Please quote the material exactly, every line of it.
———
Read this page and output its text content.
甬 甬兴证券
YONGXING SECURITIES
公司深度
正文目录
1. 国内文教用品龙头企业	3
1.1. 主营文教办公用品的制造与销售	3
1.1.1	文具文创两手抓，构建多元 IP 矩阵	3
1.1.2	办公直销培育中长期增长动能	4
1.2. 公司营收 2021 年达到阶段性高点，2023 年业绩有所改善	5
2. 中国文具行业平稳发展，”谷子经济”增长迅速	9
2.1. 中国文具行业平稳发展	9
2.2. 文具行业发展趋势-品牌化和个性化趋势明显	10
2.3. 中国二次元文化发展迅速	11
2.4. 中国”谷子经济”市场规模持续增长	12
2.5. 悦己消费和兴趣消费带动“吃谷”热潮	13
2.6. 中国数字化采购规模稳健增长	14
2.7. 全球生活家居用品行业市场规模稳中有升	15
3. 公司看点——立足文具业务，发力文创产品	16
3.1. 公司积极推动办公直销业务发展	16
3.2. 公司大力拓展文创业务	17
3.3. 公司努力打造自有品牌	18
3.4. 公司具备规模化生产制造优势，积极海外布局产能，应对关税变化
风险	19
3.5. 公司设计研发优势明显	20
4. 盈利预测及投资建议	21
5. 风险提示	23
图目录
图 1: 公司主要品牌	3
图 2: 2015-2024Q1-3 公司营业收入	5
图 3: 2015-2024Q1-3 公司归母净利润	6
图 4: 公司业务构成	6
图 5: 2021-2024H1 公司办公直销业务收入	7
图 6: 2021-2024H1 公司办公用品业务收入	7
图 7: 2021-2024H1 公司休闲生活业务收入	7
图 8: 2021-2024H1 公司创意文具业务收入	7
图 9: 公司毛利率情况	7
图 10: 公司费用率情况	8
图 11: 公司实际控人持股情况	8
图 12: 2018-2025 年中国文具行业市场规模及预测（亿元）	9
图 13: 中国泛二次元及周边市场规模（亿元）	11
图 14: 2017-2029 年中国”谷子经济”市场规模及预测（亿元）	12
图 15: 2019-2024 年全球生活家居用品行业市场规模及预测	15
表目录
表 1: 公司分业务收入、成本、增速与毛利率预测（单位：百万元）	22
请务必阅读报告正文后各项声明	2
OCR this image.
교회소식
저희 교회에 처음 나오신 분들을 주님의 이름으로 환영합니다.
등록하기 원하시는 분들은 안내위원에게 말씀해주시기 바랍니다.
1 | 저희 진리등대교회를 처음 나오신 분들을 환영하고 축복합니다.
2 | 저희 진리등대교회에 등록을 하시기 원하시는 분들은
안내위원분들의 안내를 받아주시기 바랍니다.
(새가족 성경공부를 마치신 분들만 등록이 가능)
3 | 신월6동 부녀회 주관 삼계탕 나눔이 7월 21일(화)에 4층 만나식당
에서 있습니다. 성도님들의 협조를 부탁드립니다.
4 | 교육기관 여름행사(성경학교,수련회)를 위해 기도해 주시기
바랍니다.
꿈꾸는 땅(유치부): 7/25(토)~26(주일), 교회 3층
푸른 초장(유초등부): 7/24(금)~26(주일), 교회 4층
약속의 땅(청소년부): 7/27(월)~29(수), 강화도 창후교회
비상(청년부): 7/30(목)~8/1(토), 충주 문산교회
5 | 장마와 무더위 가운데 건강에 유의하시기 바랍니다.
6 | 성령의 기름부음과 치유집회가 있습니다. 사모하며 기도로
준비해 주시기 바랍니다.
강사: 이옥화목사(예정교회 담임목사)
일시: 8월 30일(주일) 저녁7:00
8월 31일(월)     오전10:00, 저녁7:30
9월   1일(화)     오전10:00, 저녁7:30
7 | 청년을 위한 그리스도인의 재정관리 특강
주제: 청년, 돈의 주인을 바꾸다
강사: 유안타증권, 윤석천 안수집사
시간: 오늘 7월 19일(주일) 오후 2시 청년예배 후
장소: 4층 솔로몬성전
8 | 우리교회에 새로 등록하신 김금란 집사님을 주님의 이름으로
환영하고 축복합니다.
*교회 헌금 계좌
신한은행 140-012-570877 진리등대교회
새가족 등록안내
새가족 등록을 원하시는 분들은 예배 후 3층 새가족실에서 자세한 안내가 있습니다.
———
■ **Correct answer**
Read this page and output its text content.
甬 甬兴证券
YONGXING SECURITIES
公司深度
正文目录
1. 国内文教用品龙头企业	3
1.1. 主营文教办公用品的制造与销售	3
1.1.1	文具文创两手抓，构建多元 IP 矩阵	3
1.1.2	办公直销培育中长期增长动能	4
1.2. 公司营收 2021 年达到阶段性高点，2023 年业绩有所改善	5
2. 中国文具行业平稳发展，”谷子经济”增长迅速	9
2.1. 中国文具行业平稳发展	9
2.2. 文具行业发展趋势-品牌化和个性化趋势明显	10
2.3. 中国二次元文化发展迅速	11
2.4. 中国”谷子经济”市场规模持续增长	12
2.5. 悦己消费和兴趣消费带动“吃谷”热潮	13
2.6. 中国数字化采购规模稳健增长	14
2.7. 全球生活家居用品行业市场规模稳中有升	15
3. 公司看点——立足文具业务，发力文创产品	16
3.1. 公司积极推动办公直销业务发展	16
3.2. 公司大力拓展文创业务	17
3.3. 公司努力打造自有品牌	18
3.4. 公司具备规模化生产制造优势，积极海外布局产能，应对关税变化
风险	19
3.5. 公司设计研发优势明显	20
4. 盈利预测及投资建议	21
5. 风险提示	23
图目录
图 1: 公司主要品牌	3
图 2: 2015-2024Q1-3 公司营业收入	5
图 3: 2015-2024Q1-3 公司归母净利润	6
图 4: 公司业务构成	6
图 5: 2021-2024H1 公司办公直销业务收入	7
图 6: 2021-2024H1 公司办公用品业务收入	7
图 7: 2021-2024H1 公司休闲生活业务收入	7
图 8: 2021-2024H1 公司创意文具业务收入	7
图 9: 公司毛利率情况	7
图 10: 公司费用率情况	8
图 11: 公司实际控人持股情况	8
图 12: 2018-2025 年中国文具行业市场规模及预测（亿元）	9
图 13: 中国泛二次元及周边市场规模（亿元）	11
图 14: 2017-2029 年中国”谷子经济”市场规模及预测（亿元）	12
图 15: 2019-2024 年全球生活家居用品行业市场规模及预测	15
表目录
表 1: 公司分业务收入、成本、增速与毛利率预测（单位：百万元）	22
请务必阅读报告正文后各项声明	2
OCR this image.
교회소식
저희 교회에 처음 나오신 분들을 주님의 이름으로 환영합니다.
등록하기 원하시는 분들은 안내위원에게 말씀해주시기 바랍니다.
1 | 저희 진리등대교회를 처음 나오신 분들을 환영하고 축복합니다.
2 | 저희 진리등대교회에 등록을 하시기 원하시는 분들은
안내위원분들의 안내를 받아주시기 바랍니다.
(새가족 성경공부를 마치신 분들만 등록이 가능)
3 | 신월6동 부녀회 주관 삼계탕 나눔이 7월 21일(화)에 4층 만나식당
에서 있습니다. 성도님들의 협조를 부탁드립니다.
4 | 교육기관 여름행사(성경학교,수련회)를 위해 기도해 주시기
바랍니다.
꿈꾸는 땅(유치부): 7/25(토)~26(주일), 교회 3층
푸른 초장(유초등부): 7/24(금)~26(주일), 교회 4층
약속의 땅(청소년부): 7/27(월)~29(수), 강화도 창후교회
비상(청년부): 7/30(목)~8/1(토), 충주 문산교회
5 | 장마와 무더위 가운데 건강에 유의하시기 바랍니다.
6 | 성령의 기름부음과 치유집회가 있습니다. 사모하며 기도로
준비해 주시기 바랍니다.
강사: 이옥화목사(예정교회 담임목사)
일시: 8월 30일(주일) 저녁7:00
8월 31일(월)     오전10:00, 저녁7:30
9월   1일(화)     오전10:00, 저녁7:30
7 | 청년을 위한 그리스도인의 재정관리 특강
주제: 청년, 돈의 주인을 바꾸다
강사: 유안타증권, 윤석천 안수집사
시간: 오늘 7월 19일(주일) 오후 2시 청년예배 후
장소: 4층 솔로몬성전
8 | 우리교회에 새로 등록하신 김금란 집사님을 주님의 이름으로
환영하고 축복합니다.
*교회 헌금 계좌
신한은행 140-012-570877 진리등대교회
새가족 등록안내
새가족 등록을 원하시는 분들은 예배 후 3층 새가족실에서 자세한 안내가 있습니다.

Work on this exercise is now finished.